◆ Task statement:
Look through the records that follow. Copy every line containing the word "handleClick".

(Saved entries)
........
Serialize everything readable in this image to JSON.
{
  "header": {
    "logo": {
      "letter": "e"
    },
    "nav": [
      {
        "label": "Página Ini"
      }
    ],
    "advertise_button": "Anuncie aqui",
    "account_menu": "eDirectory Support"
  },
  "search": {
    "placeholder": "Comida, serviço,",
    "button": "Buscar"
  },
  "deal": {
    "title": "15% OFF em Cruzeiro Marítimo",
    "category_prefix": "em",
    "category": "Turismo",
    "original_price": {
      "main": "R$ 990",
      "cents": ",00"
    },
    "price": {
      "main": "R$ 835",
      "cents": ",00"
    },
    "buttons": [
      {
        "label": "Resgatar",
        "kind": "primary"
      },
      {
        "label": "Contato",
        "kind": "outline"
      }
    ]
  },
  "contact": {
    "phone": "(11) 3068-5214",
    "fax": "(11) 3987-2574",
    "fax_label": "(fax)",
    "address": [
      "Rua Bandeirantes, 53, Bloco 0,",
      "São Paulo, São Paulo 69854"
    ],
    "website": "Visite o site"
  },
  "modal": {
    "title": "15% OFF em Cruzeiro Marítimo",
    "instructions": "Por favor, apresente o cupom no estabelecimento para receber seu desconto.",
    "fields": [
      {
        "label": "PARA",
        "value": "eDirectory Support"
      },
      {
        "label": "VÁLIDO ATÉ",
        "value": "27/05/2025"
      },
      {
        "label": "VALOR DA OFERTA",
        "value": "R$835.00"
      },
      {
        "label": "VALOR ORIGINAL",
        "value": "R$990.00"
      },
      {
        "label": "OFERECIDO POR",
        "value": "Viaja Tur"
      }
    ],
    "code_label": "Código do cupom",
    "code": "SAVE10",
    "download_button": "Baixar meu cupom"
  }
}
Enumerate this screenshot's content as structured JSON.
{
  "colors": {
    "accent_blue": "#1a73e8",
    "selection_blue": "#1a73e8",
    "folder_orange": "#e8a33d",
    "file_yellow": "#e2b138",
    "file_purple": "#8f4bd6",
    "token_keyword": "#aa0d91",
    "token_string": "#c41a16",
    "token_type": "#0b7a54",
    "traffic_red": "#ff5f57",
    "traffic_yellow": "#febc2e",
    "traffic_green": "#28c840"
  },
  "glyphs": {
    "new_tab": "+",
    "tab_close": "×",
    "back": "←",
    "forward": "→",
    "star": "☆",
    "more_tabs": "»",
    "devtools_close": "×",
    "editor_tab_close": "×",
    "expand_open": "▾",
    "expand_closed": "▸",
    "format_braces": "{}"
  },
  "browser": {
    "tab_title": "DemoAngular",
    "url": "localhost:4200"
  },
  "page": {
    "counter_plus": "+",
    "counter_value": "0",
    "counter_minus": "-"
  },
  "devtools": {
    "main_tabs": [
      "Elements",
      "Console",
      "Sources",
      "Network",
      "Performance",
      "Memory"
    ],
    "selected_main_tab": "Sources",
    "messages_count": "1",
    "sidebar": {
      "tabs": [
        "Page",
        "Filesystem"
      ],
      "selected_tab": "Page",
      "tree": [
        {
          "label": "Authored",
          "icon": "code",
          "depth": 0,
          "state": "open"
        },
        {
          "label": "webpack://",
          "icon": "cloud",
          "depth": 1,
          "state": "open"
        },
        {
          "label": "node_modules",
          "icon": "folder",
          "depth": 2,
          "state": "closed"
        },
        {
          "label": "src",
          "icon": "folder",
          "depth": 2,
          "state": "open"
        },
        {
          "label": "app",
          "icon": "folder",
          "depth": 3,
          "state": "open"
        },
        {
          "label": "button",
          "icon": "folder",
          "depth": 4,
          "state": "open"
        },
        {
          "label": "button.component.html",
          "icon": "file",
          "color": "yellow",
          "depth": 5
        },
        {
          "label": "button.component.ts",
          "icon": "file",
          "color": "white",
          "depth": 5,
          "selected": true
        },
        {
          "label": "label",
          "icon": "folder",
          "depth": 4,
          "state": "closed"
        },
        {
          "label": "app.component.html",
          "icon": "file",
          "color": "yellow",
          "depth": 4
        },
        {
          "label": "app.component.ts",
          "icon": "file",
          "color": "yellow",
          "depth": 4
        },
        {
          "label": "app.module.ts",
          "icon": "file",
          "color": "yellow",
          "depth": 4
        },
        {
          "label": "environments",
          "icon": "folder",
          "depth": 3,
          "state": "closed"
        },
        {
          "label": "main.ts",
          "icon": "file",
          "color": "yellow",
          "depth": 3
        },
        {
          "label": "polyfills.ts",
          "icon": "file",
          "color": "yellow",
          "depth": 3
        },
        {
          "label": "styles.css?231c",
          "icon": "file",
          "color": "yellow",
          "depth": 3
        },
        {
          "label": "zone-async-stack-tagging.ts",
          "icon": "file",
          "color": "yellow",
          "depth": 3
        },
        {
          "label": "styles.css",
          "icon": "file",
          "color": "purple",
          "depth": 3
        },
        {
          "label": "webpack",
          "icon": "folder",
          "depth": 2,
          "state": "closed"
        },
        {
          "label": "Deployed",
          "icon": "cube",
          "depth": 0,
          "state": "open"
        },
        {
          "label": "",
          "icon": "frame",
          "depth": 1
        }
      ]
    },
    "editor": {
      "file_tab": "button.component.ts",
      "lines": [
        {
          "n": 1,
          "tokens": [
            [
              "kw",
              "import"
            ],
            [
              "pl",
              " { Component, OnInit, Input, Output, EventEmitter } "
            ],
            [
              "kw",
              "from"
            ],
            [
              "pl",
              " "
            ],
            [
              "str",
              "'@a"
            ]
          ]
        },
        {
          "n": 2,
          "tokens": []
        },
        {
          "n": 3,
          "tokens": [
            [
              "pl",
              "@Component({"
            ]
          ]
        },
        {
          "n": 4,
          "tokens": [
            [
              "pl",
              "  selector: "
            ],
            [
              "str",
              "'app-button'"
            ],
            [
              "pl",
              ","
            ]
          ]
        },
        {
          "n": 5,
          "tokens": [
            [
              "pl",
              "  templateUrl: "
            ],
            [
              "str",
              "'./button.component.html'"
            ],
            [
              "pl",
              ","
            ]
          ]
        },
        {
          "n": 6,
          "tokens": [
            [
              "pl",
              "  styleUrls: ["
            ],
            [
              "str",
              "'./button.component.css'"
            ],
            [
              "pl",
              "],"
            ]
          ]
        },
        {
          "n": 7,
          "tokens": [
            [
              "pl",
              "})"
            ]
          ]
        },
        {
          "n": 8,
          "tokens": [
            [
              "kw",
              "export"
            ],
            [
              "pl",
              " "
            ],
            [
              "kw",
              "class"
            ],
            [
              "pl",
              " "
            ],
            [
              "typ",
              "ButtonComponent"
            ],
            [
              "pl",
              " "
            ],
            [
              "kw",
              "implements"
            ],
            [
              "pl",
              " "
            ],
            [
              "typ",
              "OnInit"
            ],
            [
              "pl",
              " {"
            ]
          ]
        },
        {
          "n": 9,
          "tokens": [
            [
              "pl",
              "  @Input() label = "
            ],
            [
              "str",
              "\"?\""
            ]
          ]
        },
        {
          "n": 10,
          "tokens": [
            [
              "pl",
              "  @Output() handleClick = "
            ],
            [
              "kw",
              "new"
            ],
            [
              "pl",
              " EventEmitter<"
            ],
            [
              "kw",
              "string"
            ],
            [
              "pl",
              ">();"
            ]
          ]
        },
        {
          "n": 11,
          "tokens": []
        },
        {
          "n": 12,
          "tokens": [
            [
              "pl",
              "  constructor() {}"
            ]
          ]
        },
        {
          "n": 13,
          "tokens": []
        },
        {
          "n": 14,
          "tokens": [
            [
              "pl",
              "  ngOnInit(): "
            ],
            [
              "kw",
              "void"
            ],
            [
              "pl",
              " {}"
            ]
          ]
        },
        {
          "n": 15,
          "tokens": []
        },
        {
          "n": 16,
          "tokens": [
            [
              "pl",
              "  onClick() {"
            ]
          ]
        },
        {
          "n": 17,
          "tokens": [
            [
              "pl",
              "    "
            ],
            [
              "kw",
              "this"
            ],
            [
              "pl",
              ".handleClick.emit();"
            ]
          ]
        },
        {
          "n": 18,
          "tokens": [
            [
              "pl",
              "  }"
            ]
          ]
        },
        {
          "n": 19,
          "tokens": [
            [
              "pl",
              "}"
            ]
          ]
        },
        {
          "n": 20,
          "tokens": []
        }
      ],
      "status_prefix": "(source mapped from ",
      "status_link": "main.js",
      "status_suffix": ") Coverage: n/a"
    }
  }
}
........
◆ The solution:
              "  @Output() handleClick = "
              ".handleClick.emit();"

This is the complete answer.